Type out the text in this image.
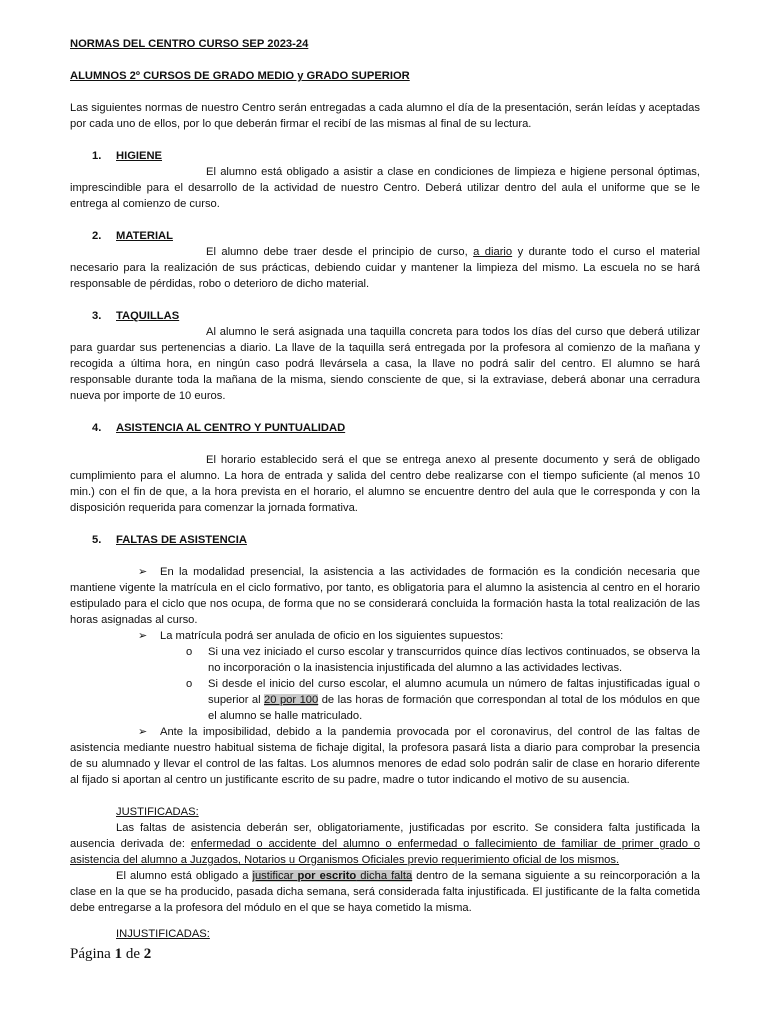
NORMAS DEL CENTRO CURSO SEP 2023-24

ALUMNOS 2º CURSOS DE GRADO MEDIO y GRADO SUPERIOR

Las siguientes normas de nuestro Centro serán entregadas a cada alumno el día de la presentación, serán leídas y aceptadas por cada uno de ellos, por lo que deberán firmar el recibí de las mismas al final de su lectura.

1.	HIGIENE

El alumno está obligado a asistir a clase en condiciones de limpieza e higiene personal óptimas, imprescindible para el desarrollo de la actividad de nuestro Centro. Deberá utilizar dentro del aula el uniforme que se le entrega al comienzo de curso.

2.	MATERIAL

El alumno debe traer desde el principio de curso, a diario y durante todo el curso el material necesario para la realización de sus prácticas, debiendo cuidar y mantener la limpieza del mismo. La escuela no se hará responsable de pérdidas, robo o deterioro de dicho material.

3.	TAQUILLAS

Al alumno le será asignada una taquilla concreta para todos los días del curso que deberá utilizar para guardar sus pertenencias a diario. La llave de la taquilla será entregada por la profesora al comienzo de la mañana y recogida a última hora, en ningún caso podrá llevársela a casa, la llave no podrá salir del centro. El alumno se hará responsable durante toda la mañana de la misma, siendo consciente de que, si la extraviase, deberá abonar una cerradura nueva por importe de 10 euros.

4.	ASISTENCIA AL CENTRO Y PUNTUALIDAD

El horario establecido será el que se entrega anexo al presente documento y será de obligado cumplimiento para el alumno. La hora de entrada y salida del centro debe realizarse con el tiempo suficiente (al menos 10 min.) con el fin de que, a la hora prevista en el horario, el alumno se encuentre dentro del aula que le corresponda y con la disposición requerida para comenzar la jornada formativa.

5.	FALTAS DE ASISTENCIA

➢ En la modalidad presencial, la asistencia a las actividades de formación es la condición necesaria que mantiene vigente la matrícula en el ciclo formativo, por tanto, es obligatoria para el alumno la asistencia al centro en el horario estipulado para el ciclo que nos ocupa, de forma que no se considerará concluida la formación hasta la total realización de las horas asignadas al curso.

➢ La matrícula podrá ser anulada de oficio en los siguientes supuestos:

o	Si una vez iniciado el curso escolar y transcurridos quince días lectivos continuados, se observa la no incorporación o la inasistencia injustificada del alumno a las actividades lectivas.
o	Si desde el inicio del curso escolar, el alumno acumula un número de faltas injustificadas igual o superior al 20 por 100 de las horas de formación que correspondan al total de los módulos en que el alumno se halle matriculado.

➢ Ante la imposibilidad, debido a la pandemia provocada por el coronavirus, del control de las faltas de asistencia mediante nuestro habitual sistema de fichaje digital, la profesora pasará lista a diario para comprobar la presencia de su alumnado y llevar el control de las faltas. Los alumnos menores de edad solo podrán salir de clase en horario diferente al fijado si aportan al centro un justificante escrito de su padre, madre o tutor indicando el motivo de su ausencia.

JUSTIFICADAS:

Las faltas de asistencia deberán ser, obligatoriamente, justificadas por escrito. Se considera falta justificada la ausencia derivada de: enfermedad o accidente del alumno o enfermedad o fallecimiento de familiar de primer grado o asistencia del alumno a Juzgados, Notarios u Organismos Oficiales previo requerimiento oficial de los mismos.

El alumno está obligado a justificar por escrito dicha falta dentro de la semana siguiente a su reincorporación a la clase en la que se ha producido, pasada dicha semana, será considerada falta injustificada. El justificante de la falta cometida debe entregarse a la profesora del módulo en el que se haya cometido la misma.

INJUSTIFICADAS:

Página 1 de 2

• • • • • • •

- _TASK TO CARRY OUT_
Each record should be quoted exactly, with the images omitted.

- _EXERCISE RESPONSE_
Type out the text in this image.
NORMAS DEL CENTRO CURSO SEP 2023-24

ALUMNOS 2º CURSOS DE GRADO MEDIO y GRADO SUPERIOR

Las siguientes normas de nuestro Centro serán entregadas a cada alumno el día de la presentación, serán leídas y aceptadas por cada uno de ellos, por lo que deberán firmar el recibí de las mismas al final de su lectura.

1.	HIGIENE

El alumno está obligado a asistir a clase en condiciones de limpieza e higiene personal óptimas, imprescindible para el desarrollo de la actividad de nuestro Centro. Deberá utilizar dentro del aula el uniforme que se le entrega al comienzo de curso.

2.	MATERIAL

El alumno debe traer desde el principio de curso, a diario y durante todo el curso el material necesario para la realización de sus prácticas, debiendo cuidar y mantener la limpieza del mismo. La escuela no se hará responsable de pérdidas, robo o deterioro de dicho material.

3.	TAQUILLAS

Al alumno le será asignada una taquilla concreta para todos los días del curso que deberá utilizar para guardar sus pertenencias a diario. La llave de la taquilla será entregada por la profesora al comienzo de la mañana y recogida a última hora, en ningún caso podrá llevársela a casa, la llave no podrá salir del centro. El alumno se hará responsable durante toda la mañana de la misma, siendo consciente de que, si la extraviase, deberá abonar una cerradura nueva por importe de 10 euros.

4.	ASISTENCIA AL CENTRO Y PUNTUALIDAD

El horario establecido será el que se entrega anexo al presente documento y será de obligado cumplimiento para el alumno. La hora de entrada y salida del centro debe realizarse con el tiempo suficiente (al menos 10 min.) con el fin de que, a la hora prevista en el horario, el alumno se encuentre dentro del aula que le corresponda y con la disposición requerida para comenzar la jornada formativa.

5.	FALTAS DE ASISTENCIA

➢ En la modalidad presencial, la asistencia a las actividades de formación es la condición necesaria que mantiene vigente la matrícula en el ciclo formativo, por tanto, es obligatoria para el alumno la asistencia al centro en el horario estipulado para el ciclo que nos ocupa, de forma que no se considerará concluida la formación hasta la total realización de las horas asignadas al curso.

➢ La matrícula podrá ser anulada de oficio en los siguientes supuestos:

o	Si una vez iniciado el curso escolar y transcurridos quince días lectivos continuados, se observa la no incorporación o la inasistencia injustificada del alumno a las actividades lectivas.
o	Si desde el inicio del curso escolar, el alumno acumula un número de faltas injustificadas igual o superior al 20 por 100 de las horas de formación que correspondan al total de los módulos en que el alumno se halle matriculado.

➢ Ante la imposibilidad, debido a la pandemia provocada por el coronavirus, del control de las faltas de asistencia mediante nuestro habitual sistema de fichaje digital, la profesora pasará lista a diario para comprobar la presencia de su alumnado y llevar el control de las faltas. Los alumnos menores de edad solo podrán salir de clase en horario diferente al fijado si aportan al centro un justificante escrito de su padre, madre o tutor indicando el motivo de su ausencia.

JUSTIFICADAS:

Las faltas de asistencia deberán ser, obligatoriamente, justificadas por escrito. Se considera falta justificada la ausencia derivada de: enfermedad o accidente del alumno o enfermedad o fallecimiento de familiar de primer grado o asistencia del alumno a Juzgados, Notarios u Organismos Oficiales previo requerimiento oficial de los mismos.

El alumno está obligado a justificar por escrito dicha falta dentro de la semana siguiente a su reincorporación a la clase en la que se ha producido, pasada dicha semana, será considerada falta injustificada. El justificante de la falta cometida debe entregarse a la profesora del módulo en el que se haya cometido la misma.

INJUSTIFICADAS:

Página 1 de 2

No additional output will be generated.